**Exercise aim**
Set down the whole listing verbatim.

**Extracted entries**
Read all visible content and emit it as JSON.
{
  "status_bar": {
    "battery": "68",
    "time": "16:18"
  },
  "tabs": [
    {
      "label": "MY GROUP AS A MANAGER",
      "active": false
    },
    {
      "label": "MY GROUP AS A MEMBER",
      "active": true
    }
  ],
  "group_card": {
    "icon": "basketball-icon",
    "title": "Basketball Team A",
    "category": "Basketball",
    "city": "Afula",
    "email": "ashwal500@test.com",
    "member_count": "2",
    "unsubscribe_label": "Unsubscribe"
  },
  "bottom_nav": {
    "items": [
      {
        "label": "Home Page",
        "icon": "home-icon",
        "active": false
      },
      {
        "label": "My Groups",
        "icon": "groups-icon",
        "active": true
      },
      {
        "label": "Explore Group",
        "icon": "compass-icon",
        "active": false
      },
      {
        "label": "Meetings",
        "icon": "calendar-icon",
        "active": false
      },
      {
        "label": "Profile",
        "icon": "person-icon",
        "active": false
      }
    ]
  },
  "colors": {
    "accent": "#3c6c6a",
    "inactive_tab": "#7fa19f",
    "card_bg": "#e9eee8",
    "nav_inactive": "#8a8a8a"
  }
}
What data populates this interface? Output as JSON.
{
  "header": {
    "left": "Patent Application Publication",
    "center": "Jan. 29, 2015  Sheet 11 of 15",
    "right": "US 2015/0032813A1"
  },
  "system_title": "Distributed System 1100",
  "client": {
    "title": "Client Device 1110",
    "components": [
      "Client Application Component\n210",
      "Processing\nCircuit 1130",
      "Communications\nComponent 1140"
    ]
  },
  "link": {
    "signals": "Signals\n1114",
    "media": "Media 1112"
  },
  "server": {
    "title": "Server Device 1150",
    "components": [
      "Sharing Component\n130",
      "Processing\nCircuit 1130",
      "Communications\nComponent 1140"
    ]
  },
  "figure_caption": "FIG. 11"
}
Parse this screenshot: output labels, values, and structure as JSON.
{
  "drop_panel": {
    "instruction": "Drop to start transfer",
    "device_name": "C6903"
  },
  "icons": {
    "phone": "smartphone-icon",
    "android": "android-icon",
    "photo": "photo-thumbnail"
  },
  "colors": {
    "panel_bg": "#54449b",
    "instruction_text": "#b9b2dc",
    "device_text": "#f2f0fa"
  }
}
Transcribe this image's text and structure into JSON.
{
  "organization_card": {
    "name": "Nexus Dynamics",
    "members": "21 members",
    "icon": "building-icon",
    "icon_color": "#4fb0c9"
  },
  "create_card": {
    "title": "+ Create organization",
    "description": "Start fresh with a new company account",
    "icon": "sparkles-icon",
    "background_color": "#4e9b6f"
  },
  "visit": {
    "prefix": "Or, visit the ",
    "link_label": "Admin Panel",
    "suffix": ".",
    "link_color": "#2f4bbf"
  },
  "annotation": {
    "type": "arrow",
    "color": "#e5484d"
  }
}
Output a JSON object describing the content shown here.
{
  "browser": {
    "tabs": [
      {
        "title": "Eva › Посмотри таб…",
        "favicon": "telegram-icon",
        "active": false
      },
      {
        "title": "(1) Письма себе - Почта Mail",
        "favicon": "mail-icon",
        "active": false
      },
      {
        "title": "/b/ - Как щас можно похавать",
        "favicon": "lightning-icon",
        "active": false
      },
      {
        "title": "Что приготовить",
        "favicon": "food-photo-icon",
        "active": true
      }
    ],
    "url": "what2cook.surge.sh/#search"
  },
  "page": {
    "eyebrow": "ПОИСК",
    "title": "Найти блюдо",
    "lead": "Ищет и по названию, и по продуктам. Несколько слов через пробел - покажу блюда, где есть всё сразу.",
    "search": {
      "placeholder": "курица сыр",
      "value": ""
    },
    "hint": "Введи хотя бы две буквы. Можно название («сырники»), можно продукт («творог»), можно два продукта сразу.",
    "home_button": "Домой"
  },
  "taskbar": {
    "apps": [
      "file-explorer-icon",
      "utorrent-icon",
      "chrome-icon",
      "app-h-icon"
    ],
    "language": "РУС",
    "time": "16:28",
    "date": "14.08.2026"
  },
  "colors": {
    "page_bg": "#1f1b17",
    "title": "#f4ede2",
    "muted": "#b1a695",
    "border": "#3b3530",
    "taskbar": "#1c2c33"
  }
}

**The answer**
Read all visible content and emit it as JSON.
{
  "status_bar": {
    "battery": "68",
    "time": "16:18"
  },
  "tabs": [
    {
      "label": "MY GROUP AS A MANAGER",
      "active": false
    },
    {
      "label": "MY GROUP AS A MEMBER",
      "active": true
    }
  ],
  "group_card": {
    "icon": "basketball-icon",
    "title": "Basketball Team A",
    "category": "Basketball",
    "city": "Afula",
    "email": "ashwal500@test.com",
    "member_count": "2",
    "unsubscribe_label": "Unsubscribe"
  },
  "bottom_nav": {
    "items": [
      {
        "label": "Home Page",
        "icon": "home-icon",
        "active": false
      },
      {
        "label": "My Groups",
        "icon": "groups-icon",
        "active": true
      },
      {
        "label": "Explore Group",
        "icon": "compass-icon",
        "active": false
      },
      {
        "label": "Meetings",
        "icon": "calendar-icon",
        "active": false
      },
      {
        "label": "Profile",
        "icon": "person-icon",
        "active": false
      }
    ]
  },
  "colors": {
    "accent": "#3c6c6a",
    "inactive_tab": "#7fa19f",
    "card_bg": "#e9eee8",
    "nav_inactive": "#8a8a8a"
  }
}
What data populates this interface? Output as JSON.
{
  "header": {
    "left": "Patent Application Publication",
    "center": "Jan. 29, 2015  Sheet 11 of 15",
    "right": "US 2015/0032813A1"
  },
  "system_title": "Distributed System 1100",
  "client": {
    "title": "Client Device 1110",
    "components": [
      "Client Application Component\n210",
      "Processing\nCircuit 1130",
      "Communications\nComponent 1140"
    ]
  },
  "link": {
    "signals": "Signals\n1114",
    "media": "Media 1112"
  },
  "server": {
    "title": "Server Device 1150",
    "components": [
      "Sharing Component\n130",
      "Processing\nCircuit 1130",
      "Communications\nComponent 1140"
    ]
  },
  "figure_caption": "FIG. 11"
}
Parse this screenshot: output labels, values, and structure as JSON.
{
  "drop_panel": {
    "instruction": "Drop to start transfer",
    "device_name": "C6903"
  },
  "icons": {
    "phone": "smartphone-icon",
    "android": "android-icon",
    "photo": "photo-thumbnail"
  },
  "colors": {
    "panel_bg": "#54449b",
    "instruction_text": "#b9b2dc",
    "device_text": "#f2f0fa"
  }
}
Transcribe this image's text and structure into JSON.
{
  "organization_card": {
    "name": "Nexus Dynamics",
    "members": "21 members",
    "icon": "building-icon",
    "icon_color": "#4fb0c9"
  },
  "create_card": {
    "title": "+ Create organization",
    "description": "Start fresh with a new company account",
    "icon": "sparkles-icon",
    "background_color": "#4e9b6f"
  },
  "visit": {
    "prefix": "Or, visit the ",
    "link_label": "Admin Panel",
    "suffix": ".",
    "link_color": "#2f4bbf"
  },
  "annotation": {
    "type": "arrow",
    "color": "#e5484d"
  }
}
Output a JSON object describing the content shown here.
{
  "browser": {
    "tabs": [
      {
        "title": "Eva › Посмотри таб…",
        "favicon": "telegram-icon",
        "active": false
      },
      {
        "title": "(1) Письма себе - Почта Mail",
        "favicon": "mail-icon",
        "active": false
      },
      {
        "title": "/b/ - Как щас можно похавать",
        "favicon": "lightning-icon",
        "active": false
      },
      {
        "title": "Что приготовить",
        "favicon": "food-photo-icon",
        "active": true
      }
    ],
    "url": "what2cook.surge.sh/#search"
  },
  "page": {
    "eyebrow": "ПОИСК",
    "title": "Найти блюдо",
    "lead": "Ищет и по названию, и по продуктам. Несколько слов через пробел - покажу блюда, где есть всё сразу.",
    "search": {
      "placeholder": "курица сыр",
      "value": ""
    },
    "hint": "Введи хотя бы две буквы. Можно название («сырники»), можно продукт («творог»), можно два продукта сразу.",
    "home_button": "Домой"
  },
  "taskbar": {
    "apps": [
      "file-explorer-icon",
      "utorrent-icon",
      "chrome-icon",
      "app-h-icon"
    ],
    "language": "РУС",
    "time": "16:28",
    "date": "14.08.2026"
  },
  "colors": {
    "page_bg": "#1f1b17",
    "title": "#f4ede2",
    "muted": "#b1a695",
    "border": "#3b3530",
    "taskbar": "#1c2c33"
  }
}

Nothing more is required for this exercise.